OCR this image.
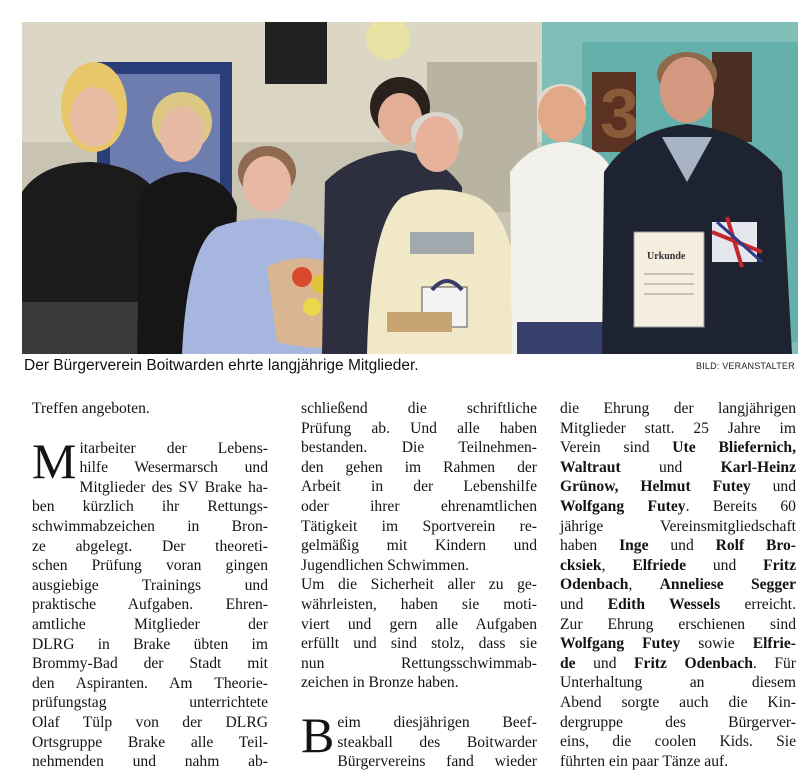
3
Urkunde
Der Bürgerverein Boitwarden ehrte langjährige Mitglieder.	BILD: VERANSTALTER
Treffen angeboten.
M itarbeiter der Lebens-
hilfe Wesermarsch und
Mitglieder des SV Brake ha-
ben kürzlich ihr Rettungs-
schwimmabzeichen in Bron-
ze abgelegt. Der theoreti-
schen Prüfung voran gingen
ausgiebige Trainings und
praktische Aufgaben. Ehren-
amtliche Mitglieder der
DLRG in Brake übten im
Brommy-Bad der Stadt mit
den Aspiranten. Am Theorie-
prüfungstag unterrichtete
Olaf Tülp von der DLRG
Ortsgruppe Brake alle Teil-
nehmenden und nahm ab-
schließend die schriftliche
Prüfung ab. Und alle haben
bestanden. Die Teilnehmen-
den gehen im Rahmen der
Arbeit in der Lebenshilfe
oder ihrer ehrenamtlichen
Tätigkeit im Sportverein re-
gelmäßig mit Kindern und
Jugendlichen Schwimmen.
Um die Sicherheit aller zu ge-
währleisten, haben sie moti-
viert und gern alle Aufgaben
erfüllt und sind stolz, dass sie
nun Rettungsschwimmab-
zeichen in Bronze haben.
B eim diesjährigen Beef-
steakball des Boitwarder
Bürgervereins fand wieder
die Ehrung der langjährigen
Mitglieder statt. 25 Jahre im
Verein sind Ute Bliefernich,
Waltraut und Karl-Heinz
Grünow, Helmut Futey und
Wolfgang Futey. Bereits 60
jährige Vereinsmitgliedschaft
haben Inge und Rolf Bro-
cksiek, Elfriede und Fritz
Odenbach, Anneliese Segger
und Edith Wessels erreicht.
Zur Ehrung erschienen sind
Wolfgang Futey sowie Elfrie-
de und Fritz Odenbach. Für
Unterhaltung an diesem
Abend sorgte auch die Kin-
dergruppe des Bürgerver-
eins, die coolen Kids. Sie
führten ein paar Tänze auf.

* * *

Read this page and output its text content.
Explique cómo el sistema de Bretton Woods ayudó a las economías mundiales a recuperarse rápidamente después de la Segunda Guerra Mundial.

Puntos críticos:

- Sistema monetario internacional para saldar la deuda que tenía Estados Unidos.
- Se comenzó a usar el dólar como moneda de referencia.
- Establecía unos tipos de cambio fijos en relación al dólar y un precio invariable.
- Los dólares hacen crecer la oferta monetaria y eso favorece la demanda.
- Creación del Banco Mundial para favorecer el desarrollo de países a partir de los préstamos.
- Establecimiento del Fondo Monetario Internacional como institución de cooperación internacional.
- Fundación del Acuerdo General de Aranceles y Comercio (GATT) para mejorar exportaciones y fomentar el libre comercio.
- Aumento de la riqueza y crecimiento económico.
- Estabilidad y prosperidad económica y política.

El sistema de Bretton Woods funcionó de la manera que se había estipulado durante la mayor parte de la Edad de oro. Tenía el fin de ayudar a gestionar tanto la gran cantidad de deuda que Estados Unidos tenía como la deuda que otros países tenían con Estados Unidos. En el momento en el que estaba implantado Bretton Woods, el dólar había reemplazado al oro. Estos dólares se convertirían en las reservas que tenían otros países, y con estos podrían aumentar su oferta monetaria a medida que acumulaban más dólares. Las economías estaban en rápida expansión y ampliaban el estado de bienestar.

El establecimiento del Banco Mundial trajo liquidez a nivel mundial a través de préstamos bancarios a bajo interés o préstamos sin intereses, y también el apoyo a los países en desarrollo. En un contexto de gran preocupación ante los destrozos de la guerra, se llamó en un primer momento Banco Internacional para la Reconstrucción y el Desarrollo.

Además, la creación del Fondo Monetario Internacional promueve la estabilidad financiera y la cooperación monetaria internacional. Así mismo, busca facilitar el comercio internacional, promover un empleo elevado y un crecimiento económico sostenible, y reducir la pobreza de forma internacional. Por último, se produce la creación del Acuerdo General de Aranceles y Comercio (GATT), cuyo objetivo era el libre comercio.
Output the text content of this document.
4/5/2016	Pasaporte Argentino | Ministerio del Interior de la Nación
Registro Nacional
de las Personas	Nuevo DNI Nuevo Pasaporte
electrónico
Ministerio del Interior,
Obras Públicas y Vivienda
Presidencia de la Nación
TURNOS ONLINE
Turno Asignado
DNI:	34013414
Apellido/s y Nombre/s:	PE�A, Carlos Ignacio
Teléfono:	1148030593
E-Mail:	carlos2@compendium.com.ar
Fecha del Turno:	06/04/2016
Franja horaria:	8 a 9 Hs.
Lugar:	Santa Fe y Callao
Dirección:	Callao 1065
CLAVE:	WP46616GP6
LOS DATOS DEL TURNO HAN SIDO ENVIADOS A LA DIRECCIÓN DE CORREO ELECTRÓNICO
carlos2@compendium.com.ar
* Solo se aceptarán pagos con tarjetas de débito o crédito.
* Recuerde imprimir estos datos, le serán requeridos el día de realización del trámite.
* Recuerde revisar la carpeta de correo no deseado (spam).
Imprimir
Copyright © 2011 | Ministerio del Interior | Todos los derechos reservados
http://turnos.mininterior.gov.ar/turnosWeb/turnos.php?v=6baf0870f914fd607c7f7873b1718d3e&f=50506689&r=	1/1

* * *

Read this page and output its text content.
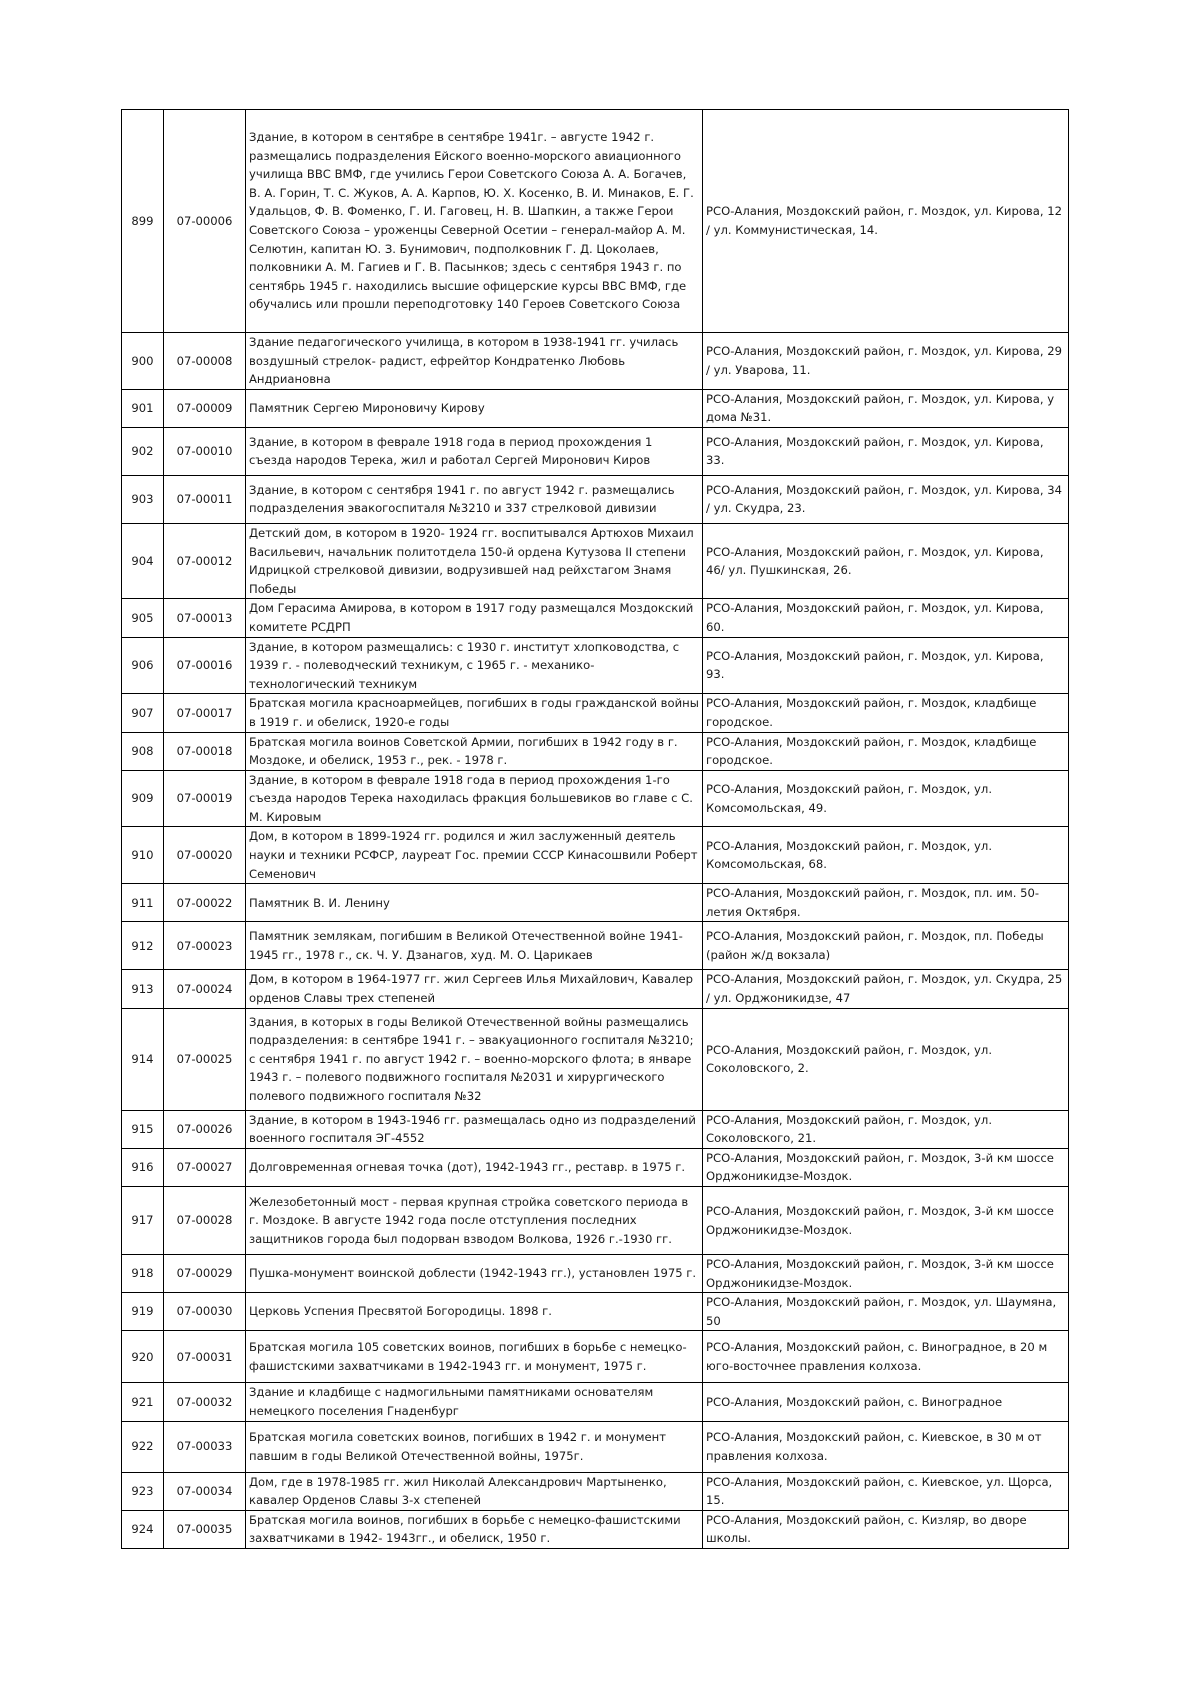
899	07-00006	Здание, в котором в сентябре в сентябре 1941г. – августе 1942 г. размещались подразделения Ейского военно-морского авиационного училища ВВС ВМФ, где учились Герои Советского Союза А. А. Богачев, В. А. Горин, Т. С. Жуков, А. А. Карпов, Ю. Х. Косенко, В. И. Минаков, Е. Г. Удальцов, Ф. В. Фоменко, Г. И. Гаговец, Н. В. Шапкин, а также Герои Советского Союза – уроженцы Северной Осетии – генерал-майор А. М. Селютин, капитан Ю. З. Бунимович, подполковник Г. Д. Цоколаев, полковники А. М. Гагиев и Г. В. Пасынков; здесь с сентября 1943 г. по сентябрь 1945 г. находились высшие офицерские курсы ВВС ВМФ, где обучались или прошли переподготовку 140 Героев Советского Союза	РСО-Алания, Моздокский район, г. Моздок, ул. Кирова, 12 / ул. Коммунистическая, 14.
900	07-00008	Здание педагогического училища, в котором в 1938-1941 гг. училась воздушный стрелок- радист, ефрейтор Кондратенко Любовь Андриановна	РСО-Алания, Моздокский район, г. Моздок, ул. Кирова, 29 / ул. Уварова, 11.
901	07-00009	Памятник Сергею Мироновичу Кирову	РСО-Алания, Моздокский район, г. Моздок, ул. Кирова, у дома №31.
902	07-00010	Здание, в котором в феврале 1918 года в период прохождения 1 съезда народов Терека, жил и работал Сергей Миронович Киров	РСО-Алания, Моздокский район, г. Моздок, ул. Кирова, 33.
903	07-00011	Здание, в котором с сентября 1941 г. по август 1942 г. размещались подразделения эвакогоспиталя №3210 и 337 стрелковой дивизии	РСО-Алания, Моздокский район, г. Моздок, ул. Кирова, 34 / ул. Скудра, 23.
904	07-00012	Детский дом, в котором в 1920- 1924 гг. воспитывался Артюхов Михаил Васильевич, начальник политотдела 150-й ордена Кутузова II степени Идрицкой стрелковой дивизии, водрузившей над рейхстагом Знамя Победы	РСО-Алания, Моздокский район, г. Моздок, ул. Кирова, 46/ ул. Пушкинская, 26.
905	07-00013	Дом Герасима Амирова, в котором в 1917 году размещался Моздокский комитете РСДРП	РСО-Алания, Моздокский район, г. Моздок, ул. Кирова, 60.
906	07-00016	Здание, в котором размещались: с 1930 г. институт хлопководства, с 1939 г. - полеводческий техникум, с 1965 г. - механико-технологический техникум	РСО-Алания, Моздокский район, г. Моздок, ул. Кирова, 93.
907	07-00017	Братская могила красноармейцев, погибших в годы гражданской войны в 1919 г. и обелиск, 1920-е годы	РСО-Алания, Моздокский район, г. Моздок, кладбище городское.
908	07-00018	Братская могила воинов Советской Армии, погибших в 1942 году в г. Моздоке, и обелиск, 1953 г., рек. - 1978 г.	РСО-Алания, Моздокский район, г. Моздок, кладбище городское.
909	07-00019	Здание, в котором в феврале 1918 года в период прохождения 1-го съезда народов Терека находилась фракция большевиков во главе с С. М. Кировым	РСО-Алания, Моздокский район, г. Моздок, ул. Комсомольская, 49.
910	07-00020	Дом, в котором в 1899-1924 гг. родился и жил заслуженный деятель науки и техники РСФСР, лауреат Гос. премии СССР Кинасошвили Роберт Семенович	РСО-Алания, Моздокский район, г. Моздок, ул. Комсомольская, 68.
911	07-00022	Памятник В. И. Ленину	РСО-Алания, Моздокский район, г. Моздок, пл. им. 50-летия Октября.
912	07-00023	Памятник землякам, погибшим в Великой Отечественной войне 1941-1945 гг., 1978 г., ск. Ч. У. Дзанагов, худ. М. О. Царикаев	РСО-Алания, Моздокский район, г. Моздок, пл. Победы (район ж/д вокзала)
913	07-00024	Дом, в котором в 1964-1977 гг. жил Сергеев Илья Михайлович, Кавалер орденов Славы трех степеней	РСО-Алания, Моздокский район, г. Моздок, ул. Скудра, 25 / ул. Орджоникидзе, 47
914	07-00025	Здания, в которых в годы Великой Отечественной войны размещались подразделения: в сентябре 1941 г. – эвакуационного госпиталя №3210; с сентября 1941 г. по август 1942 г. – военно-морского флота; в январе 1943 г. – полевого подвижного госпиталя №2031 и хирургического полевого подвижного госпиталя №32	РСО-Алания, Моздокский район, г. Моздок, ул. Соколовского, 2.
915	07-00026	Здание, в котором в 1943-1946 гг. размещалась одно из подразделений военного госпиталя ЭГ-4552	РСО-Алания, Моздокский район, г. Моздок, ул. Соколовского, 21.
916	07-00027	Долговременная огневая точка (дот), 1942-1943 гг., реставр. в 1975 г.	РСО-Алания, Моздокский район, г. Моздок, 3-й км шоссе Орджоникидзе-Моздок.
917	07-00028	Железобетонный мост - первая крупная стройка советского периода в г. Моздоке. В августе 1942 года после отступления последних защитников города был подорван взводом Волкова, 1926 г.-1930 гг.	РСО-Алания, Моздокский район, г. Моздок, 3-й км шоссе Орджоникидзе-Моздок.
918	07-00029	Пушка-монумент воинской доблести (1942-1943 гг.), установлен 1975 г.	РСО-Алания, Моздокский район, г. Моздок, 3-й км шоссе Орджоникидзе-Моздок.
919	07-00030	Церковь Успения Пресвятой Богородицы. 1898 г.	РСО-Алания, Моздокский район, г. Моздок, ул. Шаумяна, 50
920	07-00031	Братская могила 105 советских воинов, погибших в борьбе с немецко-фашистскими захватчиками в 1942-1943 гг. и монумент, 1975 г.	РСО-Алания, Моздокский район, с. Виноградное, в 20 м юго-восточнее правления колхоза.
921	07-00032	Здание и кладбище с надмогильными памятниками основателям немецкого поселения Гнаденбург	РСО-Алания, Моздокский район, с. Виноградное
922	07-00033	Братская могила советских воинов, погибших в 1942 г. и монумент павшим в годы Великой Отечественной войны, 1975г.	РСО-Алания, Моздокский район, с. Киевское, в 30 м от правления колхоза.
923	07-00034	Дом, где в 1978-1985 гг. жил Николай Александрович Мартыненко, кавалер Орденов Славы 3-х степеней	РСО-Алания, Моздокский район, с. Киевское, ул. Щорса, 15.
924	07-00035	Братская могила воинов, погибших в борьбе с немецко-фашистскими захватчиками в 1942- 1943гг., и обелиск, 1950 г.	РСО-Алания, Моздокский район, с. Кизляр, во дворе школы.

* * *

## PROBLEM DESCRIPTION
Filter out all lines lacking the word "DLRG" and copy the rest.

## EXPECTED ANSWER
DLRG in Brake übten im
Olaf Tülp von der DLRG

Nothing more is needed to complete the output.